── Given data

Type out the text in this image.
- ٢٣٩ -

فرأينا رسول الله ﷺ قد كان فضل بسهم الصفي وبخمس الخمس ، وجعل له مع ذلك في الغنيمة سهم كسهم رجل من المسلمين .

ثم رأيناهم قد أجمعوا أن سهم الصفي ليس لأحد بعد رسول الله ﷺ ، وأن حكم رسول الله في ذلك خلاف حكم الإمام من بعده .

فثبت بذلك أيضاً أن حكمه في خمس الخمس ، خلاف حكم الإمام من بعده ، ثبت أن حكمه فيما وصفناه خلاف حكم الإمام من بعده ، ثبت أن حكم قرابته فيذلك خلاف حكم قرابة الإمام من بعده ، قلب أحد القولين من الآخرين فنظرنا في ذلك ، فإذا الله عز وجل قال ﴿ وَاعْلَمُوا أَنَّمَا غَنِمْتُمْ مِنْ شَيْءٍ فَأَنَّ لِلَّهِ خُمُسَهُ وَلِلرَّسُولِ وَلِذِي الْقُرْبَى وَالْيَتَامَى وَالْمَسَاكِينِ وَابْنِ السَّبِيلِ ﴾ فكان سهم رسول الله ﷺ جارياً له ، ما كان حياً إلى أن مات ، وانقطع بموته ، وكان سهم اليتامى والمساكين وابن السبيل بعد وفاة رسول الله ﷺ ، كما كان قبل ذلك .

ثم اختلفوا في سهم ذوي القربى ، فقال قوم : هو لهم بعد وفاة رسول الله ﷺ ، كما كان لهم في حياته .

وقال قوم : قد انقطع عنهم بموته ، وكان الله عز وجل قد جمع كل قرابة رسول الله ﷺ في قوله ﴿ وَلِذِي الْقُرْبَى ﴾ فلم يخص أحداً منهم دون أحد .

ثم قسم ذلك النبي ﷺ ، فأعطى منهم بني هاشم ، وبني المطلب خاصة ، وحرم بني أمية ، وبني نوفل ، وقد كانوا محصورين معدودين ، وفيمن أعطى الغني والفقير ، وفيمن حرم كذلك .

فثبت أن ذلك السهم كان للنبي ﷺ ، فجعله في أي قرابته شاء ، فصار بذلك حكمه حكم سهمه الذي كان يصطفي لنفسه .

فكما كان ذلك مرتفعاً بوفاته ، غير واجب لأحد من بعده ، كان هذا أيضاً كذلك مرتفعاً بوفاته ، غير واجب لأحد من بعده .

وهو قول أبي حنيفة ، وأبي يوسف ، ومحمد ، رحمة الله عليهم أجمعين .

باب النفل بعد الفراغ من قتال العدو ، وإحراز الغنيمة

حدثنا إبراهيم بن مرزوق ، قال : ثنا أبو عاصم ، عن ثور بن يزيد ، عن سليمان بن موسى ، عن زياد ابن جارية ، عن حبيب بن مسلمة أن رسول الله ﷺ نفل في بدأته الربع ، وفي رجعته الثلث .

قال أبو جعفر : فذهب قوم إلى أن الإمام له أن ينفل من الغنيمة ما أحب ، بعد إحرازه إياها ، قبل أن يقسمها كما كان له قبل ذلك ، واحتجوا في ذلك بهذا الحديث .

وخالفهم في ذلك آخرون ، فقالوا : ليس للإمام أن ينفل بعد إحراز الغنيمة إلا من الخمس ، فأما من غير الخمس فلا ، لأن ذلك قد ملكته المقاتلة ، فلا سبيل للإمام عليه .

────

**Your instructions**
Transcribe every entry verbatim.

**Exercise output**
Type out the text in this image.
- ٢٣٩ -

فرأينا رسول الله ﷺ قد كان فضل بسهم الصفي وبخمس الخمس ، وجعل له مع ذلك في الغنيمة سهم كسهم رجل من المسلمين .

ثم رأيناهم قد أجمعوا أن سهم الصفي ليس لأحد بعد رسول الله ﷺ ، وأن حكم رسول الله في ذلك خلاف حكم الإمام من بعده .

فثبت بذلك أيضاً أن حكمه في خمس الخمس ، خلاف حكم الإمام من بعده ، ثبت أن حكمه فيما وصفناه خلاف حكم الإمام من بعده ، ثبت أن حكم قرابته فيذلك خلاف حكم قرابة الإمام من بعده ، قلب أحد القولين من الآخرين فنظرنا في ذلك ، فإذا الله عز وجل قال ﴿ وَاعْلَمُوا أَنَّمَا غَنِمْتُمْ مِنْ شَيْءٍ فَأَنَّ لِلَّهِ خُمُسَهُ وَلِلرَّسُولِ وَلِذِي الْقُرْبَى وَالْيَتَامَى وَالْمَسَاكِينِ وَابْنِ السَّبِيلِ ﴾ فكان سهم رسول الله ﷺ جارياً له ، ما كان حياً إلى أن مات ، وانقطع بموته ، وكان سهم اليتامى والمساكين وابن السبيل بعد وفاة رسول الله ﷺ ، كما كان قبل ذلك .

ثم اختلفوا في سهم ذوي القربى ، فقال قوم : هو لهم بعد وفاة رسول الله ﷺ ، كما كان لهم في حياته .

وقال قوم : قد انقطع عنهم بموته ، وكان الله عز وجل قد جمع كل قرابة رسول الله ﷺ في قوله ﴿ وَلِذِي الْقُرْبَى ﴾ فلم يخص أحداً منهم دون أحد .

ثم قسم ذلك النبي ﷺ ، فأعطى منهم بني هاشم ، وبني المطلب خاصة ، وحرم بني أمية ، وبني نوفل ، وقد كانوا محصورين معدودين ، وفيمن أعطى الغني والفقير ، وفيمن حرم كذلك .

فثبت أن ذلك السهم كان للنبي ﷺ ، فجعله في أي قرابته شاء ، فصار بذلك حكمه حكم سهمه الذي كان يصطفي لنفسه .

فكما كان ذلك مرتفعاً بوفاته ، غير واجب لأحد من بعده ، كان هذا أيضاً كذلك مرتفعاً بوفاته ، غير واجب لأحد من بعده .

وهو قول أبي حنيفة ، وأبي يوسف ، ومحمد ، رحمة الله عليهم أجمعين .

باب النفل بعد الفراغ من قتال العدو ، وإحراز الغنيمة

حدثنا إبراهيم بن مرزوق ، قال : ثنا أبو عاصم ، عن ثور بن يزيد ، عن سليمان بن موسى ، عن زياد ابن جارية ، عن حبيب بن مسلمة أن رسول الله ﷺ نفل في بدأته الربع ، وفي رجعته الثلث .

قال أبو جعفر : فذهب قوم إلى أن الإمام له أن ينفل من الغنيمة ما أحب ، بعد إحرازه إياها ، قبل أن يقسمها كما كان له قبل ذلك ، واحتجوا في ذلك بهذا الحديث .

وخالفهم في ذلك آخرون ، فقالوا : ليس للإمام أن ينفل بعد إحراز الغنيمة إلا من الخمس ، فأما من غير الخمس فلا ، لأن ذلك قد ملكته المقاتلة ، فلا سبيل للإمام عليه .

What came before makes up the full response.